* [Provided entries]
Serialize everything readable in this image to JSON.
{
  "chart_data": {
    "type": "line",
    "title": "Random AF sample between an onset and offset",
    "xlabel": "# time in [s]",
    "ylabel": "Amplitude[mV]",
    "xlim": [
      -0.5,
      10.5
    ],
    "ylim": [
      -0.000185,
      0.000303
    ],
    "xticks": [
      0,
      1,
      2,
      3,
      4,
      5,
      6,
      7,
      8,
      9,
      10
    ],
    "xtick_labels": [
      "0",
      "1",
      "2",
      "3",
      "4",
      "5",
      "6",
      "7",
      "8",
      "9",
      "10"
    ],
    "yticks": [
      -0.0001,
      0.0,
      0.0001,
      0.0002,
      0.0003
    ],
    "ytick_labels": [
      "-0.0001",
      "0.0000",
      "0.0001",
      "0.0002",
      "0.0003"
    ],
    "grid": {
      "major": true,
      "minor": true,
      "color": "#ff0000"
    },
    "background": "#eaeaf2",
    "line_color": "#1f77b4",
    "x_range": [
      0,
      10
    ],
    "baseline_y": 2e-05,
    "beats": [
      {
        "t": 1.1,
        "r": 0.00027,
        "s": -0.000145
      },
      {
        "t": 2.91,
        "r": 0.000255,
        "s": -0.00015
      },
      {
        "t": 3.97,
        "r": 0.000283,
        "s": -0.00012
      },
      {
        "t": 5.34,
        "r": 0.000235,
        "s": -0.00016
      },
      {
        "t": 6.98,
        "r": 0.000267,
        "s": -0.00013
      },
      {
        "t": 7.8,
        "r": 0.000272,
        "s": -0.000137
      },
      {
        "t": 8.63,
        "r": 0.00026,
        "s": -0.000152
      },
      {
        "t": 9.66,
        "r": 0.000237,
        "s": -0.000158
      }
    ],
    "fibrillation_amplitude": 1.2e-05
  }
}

* [What is required]
Return every entry exactly as given.

* [Task solution]
Serialize everything readable in this image to JSON.
{
  "chart_data": {
    "type": "line",
    "title": "Random AF sample between an onset and offset",
    "xlabel": "# time in [s]",
    "ylabel": "Amplitude[mV]",
    "xlim": [
      -0.5,
      10.5
    ],
    "ylim": [
      -0.000185,
      0.000303
    ],
    "xticks": [
      0,
      1,
      2,
      3,
      4,
      5,
      6,
      7,
      8,
      9,
      10
    ],
    "xtick_labels": [
      "0",
      "1",
      "2",
      "3",
      "4",
      "5",
      "6",
      "7",
      "8",
      "9",
      "10"
    ],
    "yticks": [
      -0.0001,
      0.0,
      0.0001,
      0.0002,
      0.0003
    ],
    "ytick_labels": [
      "-0.0001",
      "0.0000",
      "0.0001",
      "0.0002",
      "0.0003"
    ],
    "grid": {
      "major": true,
      "minor": true,
      "color": "#ff0000"
    },
    "background": "#eaeaf2",
    "line_color": "#1f77b4",
    "x_range": [
      0,
      10
    ],
    "baseline_y": 2e-05,
    "beats": [
      {
        "t": 1.1,
        "r": 0.00027,
        "s": -0.000145
      },
      {
        "t": 2.91,
        "r": 0.000255,
        "s": -0.00015
      },
      {
        "t": 3.97,
        "r": 0.000283,
        "s": -0.00012
      },
      {
        "t": 5.34,
        "r": 0.000235,
        "s": -0.00016
      },
      {
        "t": 6.98,
        "r": 0.000267,
        "s": -0.00013
      },
      {
        "t": 7.8,
        "r": 0.000272,
        "s": -0.000137
      },
      {
        "t": 8.63,
        "r": 0.00026,
        "s": -0.000152
      },
      {
        "t": 9.66,
        "r": 0.000237,
        "s": -0.000158
      }
    ],
    "fibrillation_amplitude": 1.2e-05
  }
}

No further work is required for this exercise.